Experimente: Como continuaria o texto sobre a ascensão final ao cume pela zona da morte, a partir da última frase apresentada?

Texto para ler:
'''
Por volta da meia-noite
começam a ascensão final até ao cume. Partem de madrugada para tentarem chegar
ao cume por volta do meio-dia e terem tempo de voltar antes que a noite caia. Entram
na chamada “zona da morte”, a 8.000 m de altitude.
Aqui o oxigénio é um terço
daquele que temos ao nível do mar, temperaturas até 40 graus negativos e ventos
insuportáveis. A esta altitude o organismo começa rapidamente a deteriorar-se,
os músculos começam a consumir as últimas reservas de gordura, o cérebro começa
a "derreter". A desorientação é um problema, mas nada que se compare com a
hipótese de vir a ter um edema cerebral ou pulmonar. As quedas podem acontecer
a qualquer momento, todo o cuidado é pouco. Convém estar o mínimo tempo
possível nesta zona, o que não invalida que se gastem entre 16 a 18 horas para
chegar ao cume e regressar ao acampamento de onde partiram.
'''
Registos de dados:
'''
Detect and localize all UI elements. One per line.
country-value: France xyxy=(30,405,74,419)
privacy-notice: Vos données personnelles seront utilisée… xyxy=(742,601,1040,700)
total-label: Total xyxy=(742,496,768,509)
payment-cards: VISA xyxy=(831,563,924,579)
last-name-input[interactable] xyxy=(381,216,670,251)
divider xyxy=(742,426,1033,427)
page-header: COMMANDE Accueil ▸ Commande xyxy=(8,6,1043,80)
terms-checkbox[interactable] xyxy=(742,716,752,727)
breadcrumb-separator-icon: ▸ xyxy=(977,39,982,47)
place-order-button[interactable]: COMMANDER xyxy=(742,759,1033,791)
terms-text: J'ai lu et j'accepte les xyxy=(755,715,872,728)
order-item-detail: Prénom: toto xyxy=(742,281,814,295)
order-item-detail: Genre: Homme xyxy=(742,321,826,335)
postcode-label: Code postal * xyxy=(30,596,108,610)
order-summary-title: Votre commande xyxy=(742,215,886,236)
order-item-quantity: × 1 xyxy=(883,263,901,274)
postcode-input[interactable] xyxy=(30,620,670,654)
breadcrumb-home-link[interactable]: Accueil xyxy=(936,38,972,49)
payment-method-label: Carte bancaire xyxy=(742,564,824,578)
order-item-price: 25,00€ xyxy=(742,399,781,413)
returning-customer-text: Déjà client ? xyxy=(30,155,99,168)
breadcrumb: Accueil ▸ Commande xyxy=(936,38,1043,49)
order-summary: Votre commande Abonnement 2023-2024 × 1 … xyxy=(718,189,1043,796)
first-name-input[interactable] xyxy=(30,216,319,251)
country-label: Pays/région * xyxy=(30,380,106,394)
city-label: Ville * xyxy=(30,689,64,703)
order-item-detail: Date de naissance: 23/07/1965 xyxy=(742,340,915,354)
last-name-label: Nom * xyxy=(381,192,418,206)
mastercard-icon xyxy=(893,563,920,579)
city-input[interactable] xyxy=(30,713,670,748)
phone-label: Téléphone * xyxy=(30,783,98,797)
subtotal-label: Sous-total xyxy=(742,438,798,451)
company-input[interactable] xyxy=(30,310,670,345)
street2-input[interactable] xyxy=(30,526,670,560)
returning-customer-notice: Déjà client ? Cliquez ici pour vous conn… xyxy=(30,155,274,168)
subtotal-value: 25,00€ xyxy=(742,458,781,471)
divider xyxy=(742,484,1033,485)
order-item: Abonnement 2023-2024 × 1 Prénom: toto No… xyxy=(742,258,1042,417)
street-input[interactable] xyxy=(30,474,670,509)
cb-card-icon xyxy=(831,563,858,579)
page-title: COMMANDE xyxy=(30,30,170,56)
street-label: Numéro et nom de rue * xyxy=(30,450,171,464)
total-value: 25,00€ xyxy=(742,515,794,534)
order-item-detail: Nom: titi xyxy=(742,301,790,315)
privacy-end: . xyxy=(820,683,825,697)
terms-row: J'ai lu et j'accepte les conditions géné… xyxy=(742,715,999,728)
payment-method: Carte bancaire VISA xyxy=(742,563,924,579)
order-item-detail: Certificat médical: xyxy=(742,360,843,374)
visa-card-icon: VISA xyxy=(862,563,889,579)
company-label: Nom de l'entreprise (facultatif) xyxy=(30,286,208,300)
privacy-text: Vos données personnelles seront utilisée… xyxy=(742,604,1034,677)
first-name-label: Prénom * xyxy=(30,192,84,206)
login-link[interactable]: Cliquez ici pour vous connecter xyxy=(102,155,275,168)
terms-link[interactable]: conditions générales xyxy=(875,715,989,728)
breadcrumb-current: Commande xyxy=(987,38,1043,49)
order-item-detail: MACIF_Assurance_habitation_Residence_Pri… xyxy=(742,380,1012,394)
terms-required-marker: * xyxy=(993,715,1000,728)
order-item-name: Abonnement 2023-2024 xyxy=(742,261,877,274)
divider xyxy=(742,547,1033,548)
'''
Resposta ao exercício:
Quatro a seis horas
depois encontram o chamado “The Balcony”, a 8.400 m, uma pequena zona mais ou
menos plana e que permite aos alpinistas recuperar o fôlego, comer e beber um
pouco de chá, trocar de garrafas de oxigénio.
A partir daqui já conseguem ver o
que muitos julgam ser o cume, mas na realidade é o chamado “The South Summit”,
o cume sul, e ainda está a uma distância de 3 a 5 horas.
A caminho do Topo |
Passado mais este
obstáculo encontram o chamado “The Cornice Traverse”, um dos locais mais
perigosos de toda a subida. Trata-se literalmente de caminhar no fio da
navalha. Um pequeno corredor de gelo com talvez 15 a 20 m de comprimento, plano
e muito estreito. Um pé em falso aqui significa uma queda praticamente a pique
de quase 3 kms, tanto para um lado como para o outro.
Próximo obstáculo: o
famoso “Hillary Step”. Nome atribuído em homenagem a Sir Edmund Hillary, o
primeiro alpinista a alcançar o cume em 1953, juntamente com o sherpa Tenzing Norgay. A 8.760 m este é o obstáculo mais
difícil de ultrapassar e o último antes do cume. Uma parede vertical de 30 m de
rocha exposta e gelo tornam a passagem muito demorada e bastante perigosa.
Apesar das cordas fixas ao longo de quase toda a subida este é um local que não
permite a mínima distração.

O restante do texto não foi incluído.